CHALLENGE 1: In the records, recast the lines from the line with "logo-name: 牛客大学 <box>1356 769 1468 800</box>" to the line with "list-item: int execvpe(const" as a numbered list, leaving out blank lines.

PASSAGE SHOWN:

Westerwelle and the FDP: Unloved yet irreplaceable

Westerwelle and the FDP: Unloved yet irreplaceable
Photo: DPA
It's understandable that some of the Free Democratic Party's (FDP) rank-and-file want to replace their beleaguered leader Guido Westerwelle. But a putsch ahead of next year's state elections would only be counterproductive. An analysis by ZEIT ONLINE’s Michael Schlieben.

The FDP is a notoriously fickle club. Apart from the Social Democratic Party (SPD) during its past crisis-plagued decade, no other German political party burns through leaders at such an alarming rate.

This is in part down to the fact that FDP supporters traditionally do not see themselves as loyal party soldiers, but as free, enlightened individualists. Their brand of political liberalism is suspicious of old-fashioned collective organizations and disciplined activism.

For a long time, Germany’s two biggest parties – the SPD and Angela Merkel’s Christian Democratic Union (CDU) – were well-grounded in certain firm ideological doctrines that could be relied upon to ensure unity. But the FDP has always considered itself a genuinely pragmatic outfit that never had a bedrock of tradition and tribal pride to fall back on. This means the FDP’s success can only be measured by vote percentages and participation in government.

So it’s no wonder that Fee Democrats in Baden-Württemberg, Rhineland-Palatinate, Hesse and Schleswig-Holstein are currently warming themselves in this bitter winter of party discontent with thoughts of deposing FDP chairman Guido Westerwelle. Previous leaders Franz Blücher, Erich Mende and Klaus Kinkel were all once mobbed out of office in a similar fashion.

Westerwelle’s responsibility

After all, doesn’t Westerwelle carry the greatest responsibility for the FDP’s current decline? Aren’t critics like Wolfgang Kubicki, FDP leader in Schleswig-Holstein and Jörg-Uwe Hahn, his counterpart in Hesse, simply telling the truth when they accuse of Westerwelle of not having a single success to show for his 14 months in office as foreign minister and vice chancellor?

Hasn’t he completely failed to deliver those goals – tax cuts and slashing bureaucracy – that he championed so vocally in opposition? Did he not appoint his own party’s general secretary as the new development minister, even though Dirk Niebel actually wanted to scrap that ministry? Did he not employ a mole for the US embassy in Berlin as his chief of staff?

DATASET:
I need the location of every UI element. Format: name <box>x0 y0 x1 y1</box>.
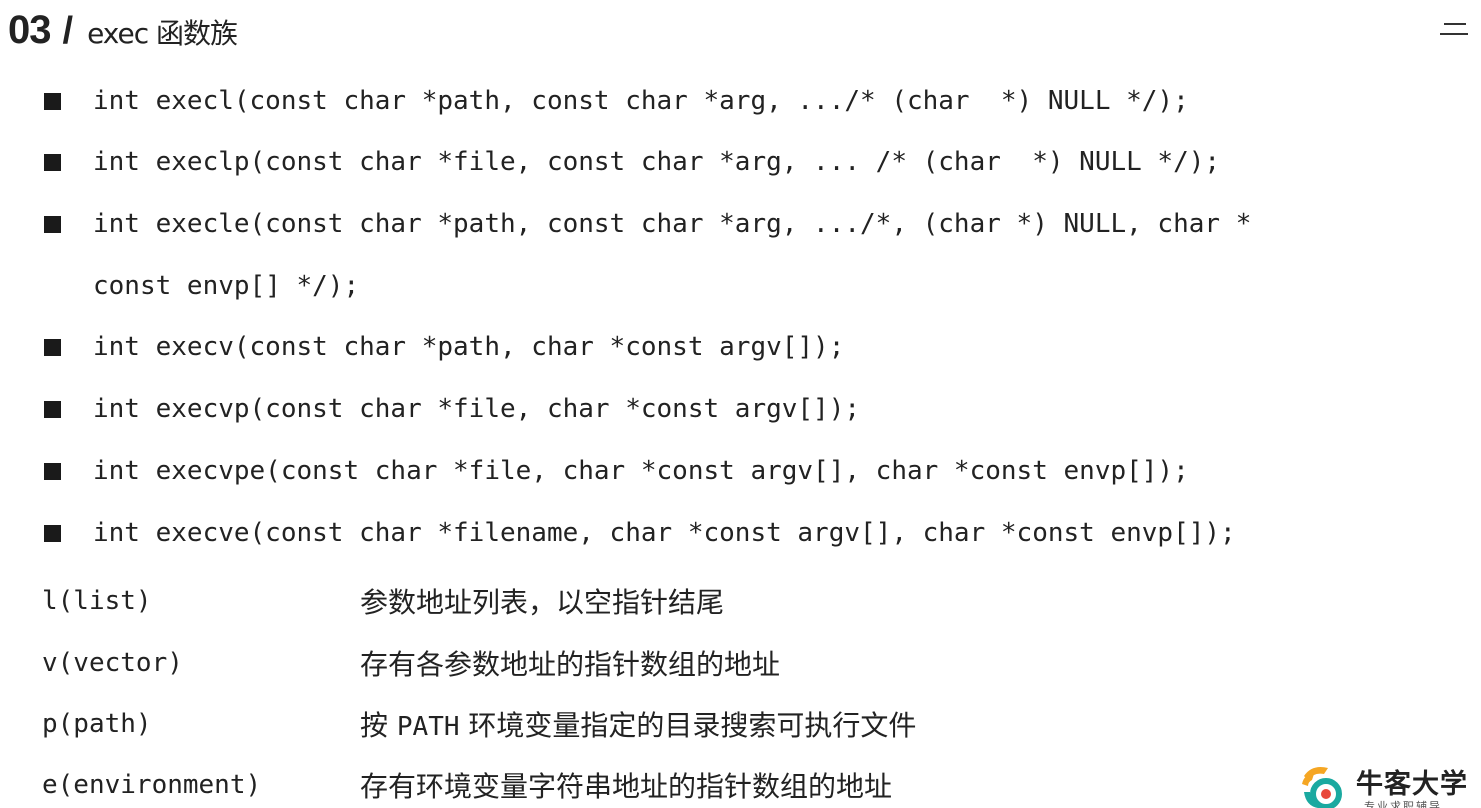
logo-name: 牛客大学 <box>1356 769 1468 800</box>
list-item: int execve(const char *filename, char *c… <box>44 520 1236 546</box>
list-item: int execv(const char *path, char *const … <box>44 334 844 360</box>
legend-row: l(list) 参数地址列表，以空指针结尾 <box>42 581 724 621</box>
function-prototype: int execv(const char *path, char *const … <box>93 332 845 362</box>
square-bullet-icon <box>44 338 61 356</box>
legend-description: 参数地址列表，以空指针结尾 <box>360 586 725 619</box>
function-prototype: int execle(const char *path, const char … <box>93 209 1252 239</box>
square-bullet-icon <box>44 400 61 418</box>
legend-row: e(environment) 存有环境变量字符串地址的指针数组的地址 <box>42 765 892 805</box>
menu-icon[interactable] <box>1440 20 1470 38</box>
square-bullet-icon <box>44 153 61 171</box>
legend-description: 存有环境变量字符串地址的指针数组的地址 <box>360 770 893 803</box>
niuke-logo-icon <box>1302 767 1342 808</box>
list-item: int execvpe(const char *file, char *cons… <box>44 458 1189 484</box>
legend-key: l(list) <box>42 586 152 616</box>
function-prototype: int execve(const char *filename, char *c… <box>93 518 1236 548</box>
function-prototype: int execlp(const char *file, const char … <box>93 147 1221 177</box>
function-prototype-continuation: const envp[] */); <box>93 271 360 301</box>
list-item: int execlp(const char *file, const char … <box>44 149 1220 175</box>
legend-description: 存有各参数地址的指针数组的地址 <box>360 648 781 681</box>
legend-description-suffix: 环境变量指定的目录搜索可执行文件 <box>459 709 917 742</box>
square-bullet-icon <box>44 524 61 542</box>
function-prototype: int execvp(const char *file, char *const… <box>93 394 861 424</box>
legend-row: p(path) 按 PATH 环境变量指定的目录搜索可执行文件 <box>42 704 916 744</box>
legend-key: e(environment) <box>42 770 262 800</box>
logo-tagline: 专业求职辅导 <box>1364 800 1442 808</box>
list-item: int execl(const char *path, const char *… <box>44 88 1189 114</box>
slide-title: exec 函数族 <box>87 17 238 50</box>
section-number: 03 <box>8 8 51 52</box>
legend-description: 按 PATH 环境变量指定的目录搜索可执行文件 <box>360 704 916 744</box>
legend-key: p(path) <box>42 709 152 739</box>
list-item: int execvp(const char *file, char *const… <box>44 396 860 422</box>
function-prototype: int execl(const char *path, const char *… <box>93 86 1189 116</box>
legend-description-code: PATH <box>396 712 460 742</box>
function-prototype: int execvpe(const char *file, char *cons… <box>93 456 1189 486</box>
legend-row: v(vector) 存有各参数地址的指针数组的地址 <box>42 643 780 683</box>
square-bullet-icon <box>44 92 61 110</box>
slide-header: 03 / exec 函数族 <box>8 8 238 52</box>
list-item: int execle(const char *path, const char … <box>44 211 1251 237</box>
brand-logo: 牛客大学 专业求职辅导 <box>1298 760 1478 808</box>
square-bullet-icon <box>44 462 61 480</box>
square-bullet-icon <box>44 215 61 233</box>
legend-key: v(vector) <box>42 648 183 678</box>
section-slash: / <box>62 10 74 52</box>
legend-description-prefix: 按 <box>360 709 397 742</box>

CHALLENGE 2:
Answer these questions from the article on Westerwelle and the FDP:
(a) Who wrote the analysis, and for which outlet?
(b) Which earlier FDP leaders were mobbed out of office?
(c) How many months had Westerwelle served as foreign minister and vice chancellor when his critics spoke?

WRITTEN RESPONSE 1:
1. logo-name: 牛客大学 <box>1356 769 1468 800</box>
2. list-item: int execve(const char *filename, char *c… <box>44 520 1236 546</box>
3. list-item: int execv(const char *path, char *const … <box>44 334 844 360</box>
4. legend-row: l(list) 参数地址列表，以空指针结尾 <box>42 581 724 621</box>
5. function-prototype: int execv(const char *path, char *const … <box>93 332 845 362</box>
6. square-bullet-icon <box>44 338 61 356</box>
7. legend-description: 参数地址列表，以空指针结尾 <box>360 586 725 619</box>
8. function-prototype: int execle(const char *path, const char … <box>93 209 1252 239</box>
9. square-bullet-icon <box>44 400 61 418</box>
10. legend-row: e(environment) 存有环境变量字符串地址的指针数组的地址 <box>42 765 892 805</box>
11. menu-icon[interactable] <box>1440 20 1470 38</box>
12. square-bullet-icon <box>44 153 61 171</box>
13. legend-description: 存有环境变量字符串地址的指针数组的地址 <box>360 770 893 803</box>
14. niuke-logo-icon <box>1302 767 1342 808</box>
15. list-item: int execvpe(const char *file, char *cons… <box>44 458 1189 484</box>

WRITTEN RESPONSE 2:
(a) Michael Schlieben, for ZEIT ONLINE.
(b) Franz Blücher, Erich Mende and Klaus Kinkel.
(c) 14 months.